• [To be done] Scan the material that follows. Copy every line containing the word "JSON".

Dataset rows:
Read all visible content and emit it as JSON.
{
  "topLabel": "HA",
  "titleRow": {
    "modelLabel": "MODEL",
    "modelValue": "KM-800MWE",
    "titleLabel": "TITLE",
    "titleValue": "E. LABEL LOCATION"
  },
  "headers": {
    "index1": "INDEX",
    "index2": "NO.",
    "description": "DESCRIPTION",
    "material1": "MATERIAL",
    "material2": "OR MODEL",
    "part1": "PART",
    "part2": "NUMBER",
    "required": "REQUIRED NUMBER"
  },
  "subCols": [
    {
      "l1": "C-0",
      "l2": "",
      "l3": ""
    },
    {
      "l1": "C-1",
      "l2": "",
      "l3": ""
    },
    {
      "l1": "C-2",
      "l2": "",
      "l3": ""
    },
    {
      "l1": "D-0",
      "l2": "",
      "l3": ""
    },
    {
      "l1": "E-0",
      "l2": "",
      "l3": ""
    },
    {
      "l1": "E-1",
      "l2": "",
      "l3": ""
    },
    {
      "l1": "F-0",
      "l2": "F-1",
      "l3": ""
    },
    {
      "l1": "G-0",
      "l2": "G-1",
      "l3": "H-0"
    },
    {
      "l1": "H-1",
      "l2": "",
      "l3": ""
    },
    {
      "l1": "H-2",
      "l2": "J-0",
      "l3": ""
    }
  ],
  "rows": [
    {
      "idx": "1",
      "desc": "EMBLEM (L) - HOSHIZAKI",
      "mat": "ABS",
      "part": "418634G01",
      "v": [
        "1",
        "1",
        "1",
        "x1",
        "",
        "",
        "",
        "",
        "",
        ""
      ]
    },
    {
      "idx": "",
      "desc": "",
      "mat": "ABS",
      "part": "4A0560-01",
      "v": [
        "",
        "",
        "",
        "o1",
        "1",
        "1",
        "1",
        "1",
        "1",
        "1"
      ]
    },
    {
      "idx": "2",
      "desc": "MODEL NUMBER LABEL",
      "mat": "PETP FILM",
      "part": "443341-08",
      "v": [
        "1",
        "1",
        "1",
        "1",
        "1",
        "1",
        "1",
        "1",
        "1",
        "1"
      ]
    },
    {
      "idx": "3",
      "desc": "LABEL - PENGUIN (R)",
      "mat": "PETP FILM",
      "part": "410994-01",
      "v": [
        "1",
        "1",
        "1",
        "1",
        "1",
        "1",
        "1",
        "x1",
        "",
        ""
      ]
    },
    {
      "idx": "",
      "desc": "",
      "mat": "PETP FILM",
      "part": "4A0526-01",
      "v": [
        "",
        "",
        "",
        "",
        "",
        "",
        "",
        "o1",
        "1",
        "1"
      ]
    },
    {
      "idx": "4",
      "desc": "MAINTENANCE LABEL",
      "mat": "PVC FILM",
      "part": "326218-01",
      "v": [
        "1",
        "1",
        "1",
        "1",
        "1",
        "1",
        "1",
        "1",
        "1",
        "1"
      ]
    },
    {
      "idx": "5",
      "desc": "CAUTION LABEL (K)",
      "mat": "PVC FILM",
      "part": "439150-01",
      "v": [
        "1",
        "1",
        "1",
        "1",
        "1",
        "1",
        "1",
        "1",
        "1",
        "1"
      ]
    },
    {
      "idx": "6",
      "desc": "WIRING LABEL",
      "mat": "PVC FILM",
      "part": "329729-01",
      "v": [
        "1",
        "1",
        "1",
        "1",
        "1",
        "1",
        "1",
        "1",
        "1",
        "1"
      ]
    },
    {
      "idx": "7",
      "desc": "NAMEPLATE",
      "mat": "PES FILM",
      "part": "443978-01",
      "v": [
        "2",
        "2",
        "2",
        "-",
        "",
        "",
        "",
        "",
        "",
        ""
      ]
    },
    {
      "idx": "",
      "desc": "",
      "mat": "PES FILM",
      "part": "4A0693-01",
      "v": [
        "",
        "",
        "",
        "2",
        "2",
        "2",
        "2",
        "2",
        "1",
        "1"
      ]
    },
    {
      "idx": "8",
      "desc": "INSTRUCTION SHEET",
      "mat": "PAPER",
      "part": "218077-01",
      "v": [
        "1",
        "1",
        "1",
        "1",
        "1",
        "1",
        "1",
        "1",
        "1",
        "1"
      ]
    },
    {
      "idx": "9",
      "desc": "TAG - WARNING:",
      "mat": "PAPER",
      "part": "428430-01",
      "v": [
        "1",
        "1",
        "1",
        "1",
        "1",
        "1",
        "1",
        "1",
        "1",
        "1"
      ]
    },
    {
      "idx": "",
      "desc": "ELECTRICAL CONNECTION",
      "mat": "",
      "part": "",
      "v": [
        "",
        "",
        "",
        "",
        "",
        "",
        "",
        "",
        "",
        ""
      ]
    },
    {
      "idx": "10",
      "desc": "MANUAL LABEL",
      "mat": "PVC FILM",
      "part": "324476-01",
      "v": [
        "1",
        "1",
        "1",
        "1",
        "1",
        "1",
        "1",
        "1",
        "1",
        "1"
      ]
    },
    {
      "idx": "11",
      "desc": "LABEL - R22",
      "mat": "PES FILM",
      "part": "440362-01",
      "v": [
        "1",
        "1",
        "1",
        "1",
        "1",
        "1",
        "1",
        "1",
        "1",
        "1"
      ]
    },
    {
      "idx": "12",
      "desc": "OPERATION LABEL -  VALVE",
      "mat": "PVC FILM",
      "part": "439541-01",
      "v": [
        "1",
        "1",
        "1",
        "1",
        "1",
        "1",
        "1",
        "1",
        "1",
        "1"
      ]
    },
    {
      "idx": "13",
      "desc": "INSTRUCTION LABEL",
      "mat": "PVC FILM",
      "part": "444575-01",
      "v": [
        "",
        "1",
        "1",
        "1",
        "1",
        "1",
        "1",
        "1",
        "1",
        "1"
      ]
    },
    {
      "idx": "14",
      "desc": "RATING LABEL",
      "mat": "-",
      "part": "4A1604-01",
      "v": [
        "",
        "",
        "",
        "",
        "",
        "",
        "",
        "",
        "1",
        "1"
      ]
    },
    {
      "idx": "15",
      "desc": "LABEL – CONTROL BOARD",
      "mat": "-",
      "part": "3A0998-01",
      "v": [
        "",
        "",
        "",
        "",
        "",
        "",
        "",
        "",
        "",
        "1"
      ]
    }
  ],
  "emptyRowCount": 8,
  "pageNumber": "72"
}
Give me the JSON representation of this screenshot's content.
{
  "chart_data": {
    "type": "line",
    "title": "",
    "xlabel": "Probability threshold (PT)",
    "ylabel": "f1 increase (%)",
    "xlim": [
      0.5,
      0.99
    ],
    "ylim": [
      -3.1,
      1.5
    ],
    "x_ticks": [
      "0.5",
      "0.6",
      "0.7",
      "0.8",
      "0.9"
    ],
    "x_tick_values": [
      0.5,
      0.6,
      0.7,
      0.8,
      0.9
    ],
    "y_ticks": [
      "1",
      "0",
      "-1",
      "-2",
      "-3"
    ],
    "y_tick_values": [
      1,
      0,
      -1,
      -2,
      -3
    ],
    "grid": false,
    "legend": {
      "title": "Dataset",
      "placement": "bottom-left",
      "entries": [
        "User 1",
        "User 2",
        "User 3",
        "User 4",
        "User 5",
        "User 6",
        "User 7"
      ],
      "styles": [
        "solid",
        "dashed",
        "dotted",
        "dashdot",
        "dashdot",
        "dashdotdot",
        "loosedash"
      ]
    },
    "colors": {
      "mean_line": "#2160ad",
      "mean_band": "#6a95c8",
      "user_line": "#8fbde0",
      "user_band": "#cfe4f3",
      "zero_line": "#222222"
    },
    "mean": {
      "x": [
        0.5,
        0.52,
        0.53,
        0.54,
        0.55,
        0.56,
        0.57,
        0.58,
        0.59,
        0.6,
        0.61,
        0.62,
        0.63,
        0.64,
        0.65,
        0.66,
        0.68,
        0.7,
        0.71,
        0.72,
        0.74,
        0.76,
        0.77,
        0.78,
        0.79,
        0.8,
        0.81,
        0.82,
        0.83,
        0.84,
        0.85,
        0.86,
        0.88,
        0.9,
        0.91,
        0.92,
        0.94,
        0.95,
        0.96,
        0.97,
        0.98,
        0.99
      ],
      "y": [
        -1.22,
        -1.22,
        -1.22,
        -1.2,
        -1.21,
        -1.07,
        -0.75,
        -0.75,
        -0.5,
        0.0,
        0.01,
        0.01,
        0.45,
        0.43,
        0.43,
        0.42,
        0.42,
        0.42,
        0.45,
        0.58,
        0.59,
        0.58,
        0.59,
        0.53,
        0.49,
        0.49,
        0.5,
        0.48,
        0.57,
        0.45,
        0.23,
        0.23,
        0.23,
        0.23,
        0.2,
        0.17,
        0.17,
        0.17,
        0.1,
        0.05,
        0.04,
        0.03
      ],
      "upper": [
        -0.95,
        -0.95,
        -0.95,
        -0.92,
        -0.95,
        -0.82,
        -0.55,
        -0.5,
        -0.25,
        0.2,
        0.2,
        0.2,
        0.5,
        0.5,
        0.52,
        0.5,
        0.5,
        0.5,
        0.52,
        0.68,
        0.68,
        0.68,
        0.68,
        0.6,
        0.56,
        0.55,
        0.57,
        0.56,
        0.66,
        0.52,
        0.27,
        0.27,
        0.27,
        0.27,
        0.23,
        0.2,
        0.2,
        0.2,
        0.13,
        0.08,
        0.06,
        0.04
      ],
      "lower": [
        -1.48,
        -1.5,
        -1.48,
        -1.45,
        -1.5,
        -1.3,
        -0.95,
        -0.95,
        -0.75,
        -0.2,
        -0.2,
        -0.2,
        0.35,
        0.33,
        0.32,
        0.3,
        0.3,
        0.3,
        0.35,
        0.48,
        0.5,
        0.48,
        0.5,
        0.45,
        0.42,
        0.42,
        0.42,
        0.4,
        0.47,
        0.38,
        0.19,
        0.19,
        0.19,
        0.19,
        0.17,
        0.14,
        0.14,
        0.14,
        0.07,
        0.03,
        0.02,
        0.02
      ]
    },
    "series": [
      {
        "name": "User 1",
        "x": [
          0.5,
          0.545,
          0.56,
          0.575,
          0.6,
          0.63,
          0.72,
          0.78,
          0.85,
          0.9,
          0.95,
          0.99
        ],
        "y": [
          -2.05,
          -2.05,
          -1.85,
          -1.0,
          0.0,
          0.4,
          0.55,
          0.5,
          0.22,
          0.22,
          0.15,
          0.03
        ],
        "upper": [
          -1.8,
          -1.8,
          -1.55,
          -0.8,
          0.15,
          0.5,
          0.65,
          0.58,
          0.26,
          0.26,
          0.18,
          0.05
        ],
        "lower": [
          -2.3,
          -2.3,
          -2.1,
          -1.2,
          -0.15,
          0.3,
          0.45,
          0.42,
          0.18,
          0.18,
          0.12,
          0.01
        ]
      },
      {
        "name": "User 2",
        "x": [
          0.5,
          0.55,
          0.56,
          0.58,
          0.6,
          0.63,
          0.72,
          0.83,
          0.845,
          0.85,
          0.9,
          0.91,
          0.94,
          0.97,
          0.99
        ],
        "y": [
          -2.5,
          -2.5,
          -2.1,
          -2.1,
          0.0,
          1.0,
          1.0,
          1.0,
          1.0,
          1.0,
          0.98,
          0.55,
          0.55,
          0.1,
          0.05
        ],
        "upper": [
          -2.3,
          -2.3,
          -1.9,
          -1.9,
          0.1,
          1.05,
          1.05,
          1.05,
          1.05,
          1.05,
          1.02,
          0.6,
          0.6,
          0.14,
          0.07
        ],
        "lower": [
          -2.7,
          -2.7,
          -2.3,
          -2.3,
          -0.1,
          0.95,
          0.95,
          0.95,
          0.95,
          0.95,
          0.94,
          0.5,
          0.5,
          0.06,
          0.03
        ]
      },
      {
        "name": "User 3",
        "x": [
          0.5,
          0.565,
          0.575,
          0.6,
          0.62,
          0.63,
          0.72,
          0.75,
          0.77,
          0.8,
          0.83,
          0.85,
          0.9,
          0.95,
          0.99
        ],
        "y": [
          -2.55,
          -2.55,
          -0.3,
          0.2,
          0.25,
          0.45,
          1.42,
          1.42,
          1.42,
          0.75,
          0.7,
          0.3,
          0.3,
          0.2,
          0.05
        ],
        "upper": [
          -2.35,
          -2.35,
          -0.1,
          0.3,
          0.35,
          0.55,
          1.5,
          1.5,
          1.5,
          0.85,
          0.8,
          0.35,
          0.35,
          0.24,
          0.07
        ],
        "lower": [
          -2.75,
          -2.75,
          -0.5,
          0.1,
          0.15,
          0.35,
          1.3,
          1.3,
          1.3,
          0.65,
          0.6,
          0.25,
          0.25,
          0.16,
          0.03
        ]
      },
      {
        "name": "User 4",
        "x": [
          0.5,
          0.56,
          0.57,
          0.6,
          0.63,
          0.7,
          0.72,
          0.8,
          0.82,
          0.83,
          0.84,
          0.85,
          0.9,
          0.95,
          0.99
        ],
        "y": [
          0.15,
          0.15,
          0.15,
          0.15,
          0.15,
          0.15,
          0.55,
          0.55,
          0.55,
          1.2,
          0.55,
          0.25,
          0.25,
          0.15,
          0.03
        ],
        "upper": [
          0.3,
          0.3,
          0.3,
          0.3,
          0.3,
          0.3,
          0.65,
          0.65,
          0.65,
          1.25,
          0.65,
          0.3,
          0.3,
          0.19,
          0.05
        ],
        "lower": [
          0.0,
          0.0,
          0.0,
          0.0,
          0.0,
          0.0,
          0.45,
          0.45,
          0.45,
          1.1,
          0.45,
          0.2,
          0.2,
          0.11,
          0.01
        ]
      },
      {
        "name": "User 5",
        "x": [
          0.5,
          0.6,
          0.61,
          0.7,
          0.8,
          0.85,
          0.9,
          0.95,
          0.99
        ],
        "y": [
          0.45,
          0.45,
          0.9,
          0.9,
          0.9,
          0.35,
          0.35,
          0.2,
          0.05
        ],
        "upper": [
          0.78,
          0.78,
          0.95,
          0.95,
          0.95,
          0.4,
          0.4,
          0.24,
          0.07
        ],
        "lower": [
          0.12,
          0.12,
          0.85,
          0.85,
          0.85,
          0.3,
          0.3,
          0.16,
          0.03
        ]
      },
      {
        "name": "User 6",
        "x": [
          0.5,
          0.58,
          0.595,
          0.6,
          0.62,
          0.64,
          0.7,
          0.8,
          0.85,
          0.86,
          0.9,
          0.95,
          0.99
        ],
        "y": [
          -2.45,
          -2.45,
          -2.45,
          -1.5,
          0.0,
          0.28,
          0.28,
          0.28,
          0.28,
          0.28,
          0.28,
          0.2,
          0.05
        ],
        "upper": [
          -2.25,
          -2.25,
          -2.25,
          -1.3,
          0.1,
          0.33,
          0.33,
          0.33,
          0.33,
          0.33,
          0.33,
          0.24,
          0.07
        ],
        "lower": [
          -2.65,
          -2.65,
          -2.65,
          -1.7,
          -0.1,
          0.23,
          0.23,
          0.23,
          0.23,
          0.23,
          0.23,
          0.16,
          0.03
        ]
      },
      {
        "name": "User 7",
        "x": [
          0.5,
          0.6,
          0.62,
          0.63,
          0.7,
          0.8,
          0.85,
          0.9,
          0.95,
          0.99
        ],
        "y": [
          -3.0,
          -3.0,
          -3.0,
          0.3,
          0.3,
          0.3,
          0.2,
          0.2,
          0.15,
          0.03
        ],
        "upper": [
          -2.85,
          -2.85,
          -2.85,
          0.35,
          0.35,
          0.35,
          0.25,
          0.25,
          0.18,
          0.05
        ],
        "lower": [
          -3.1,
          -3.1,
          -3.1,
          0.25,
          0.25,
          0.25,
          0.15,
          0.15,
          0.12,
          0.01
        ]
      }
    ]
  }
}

• [Output below]
Read all visible content and emit it as JSON.
Give me the JSON representation of this screenshot's content.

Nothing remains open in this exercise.